◆ STATED PROBLEM
All lines below must be repeated exactly, with the pictures omitted.

# DATA FOR THE TASK start

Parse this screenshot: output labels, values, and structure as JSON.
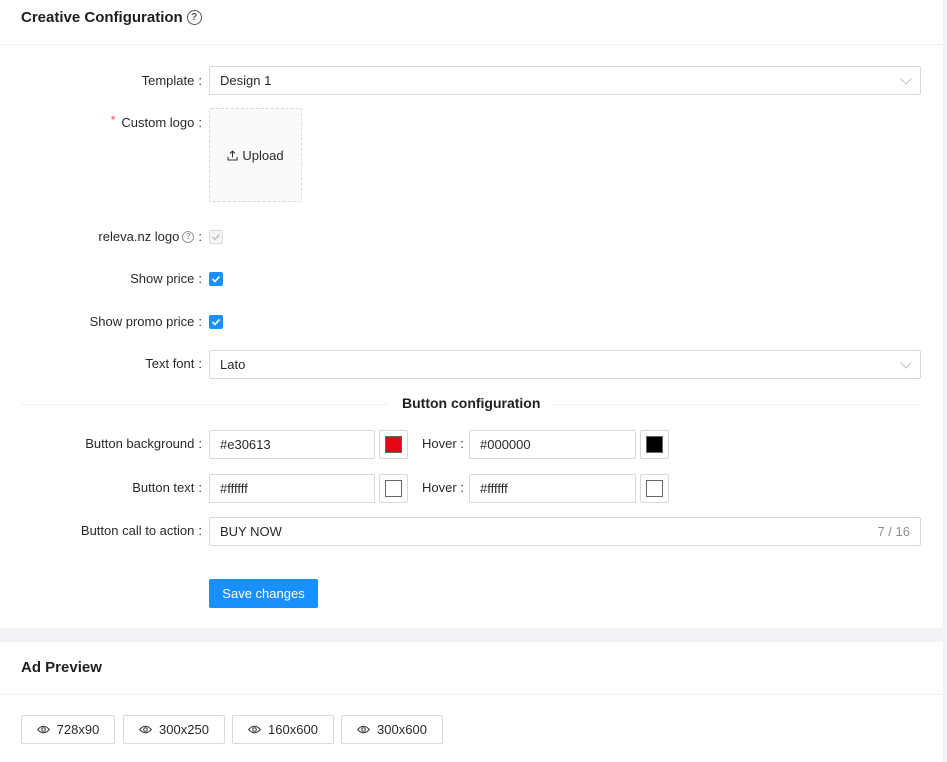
{
  "creative": {
    "title": "Creative Configuration",
    "template": {
      "label": "Template",
      "value": "Design 1"
    },
    "custom_logo": {
      "label": "Custom logo",
      "required_mark": "*",
      "upload_label": "Upload"
    },
    "releva_logo": {
      "label": "releva.nz logo",
      "checked": true,
      "disabled": true
    },
    "show_price": {
      "label": "Show price",
      "checked": true
    },
    "show_promo_price": {
      "label": "Show promo price",
      "checked": true
    },
    "text_font": {
      "label": "Text font",
      "value": "Lato"
    },
    "button_config_title": "Button configuration",
    "button_background": {
      "label": "Button background",
      "value": "#e30613",
      "color": "#e30613",
      "hover_label": "Hover",
      "hover_value": "#000000",
      "hover_color": "#000000"
    },
    "button_text": {
      "label": "Button text",
      "value": "#ffffff",
      "color": "#ffffff",
      "hover_label": "Hover",
      "hover_value": "#ffffff",
      "hover_color": "#ffffff"
    },
    "button_cta": {
      "label": "Button call to action",
      "value": "BUY NOW",
      "count": "7 / 16"
    },
    "save_label": "Save changes"
  },
  "preview": {
    "title": "Ad Preview",
    "sizes": [
      "728x90",
      "300x250",
      "160x600",
      "300x600"
    ]
  },
  "colors": {
    "primary": "#1890ff",
    "required": "#ff4d4f"
  }
}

# DATA FOR THE TASK end

◆ EXERCISE ANSWER
Parse this screenshot: output labels, values, and structure as JSON.
{
  "creative": {
    "title": "Creative Configuration",
    "template": {
      "label": "Template",
      "value": "Design 1"
    },
    "custom_logo": {
      "label": "Custom logo",
      "required_mark": "*",
      "upload_label": "Upload"
    },
    "releva_logo": {
      "label": "releva.nz logo",
      "checked": true,
      "disabled": true
    },
    "show_price": {
      "label": "Show price",
      "checked": true
    },
    "show_promo_price": {
      "label": "Show promo price",
      "checked": true
    },
    "text_font": {
      "label": "Text font",
      "value": "Lato"
    },
    "button_config_title": "Button configuration",
    "button_background": {
      "label": "Button background",
      "value": "#e30613",
      "color": "#e30613",
      "hover_label": "Hover",
      "hover_value": "#000000",
      "hover_color": "#000000"
    },
    "button_text": {
      "label": "Button text",
      "value": "#ffffff",
      "color": "#ffffff",
      "hover_label": "Hover",
      "hover_value": "#ffffff",
      "hover_color": "#ffffff"
    },
    "button_cta": {
      "label": "Button call to action",
      "value": "BUY NOW",
      "count": "7 / 16"
    },
    "save_label": "Save changes"
  },
  "preview": {
    "title": "Ad Preview",
    "sizes": [
      "728x90",
      "300x250",
      "160x600",
      "300x600"
    ]
  },
  "colors": {
    "primary": "#1890ff",
    "required": "#ff4d4f"
  }
}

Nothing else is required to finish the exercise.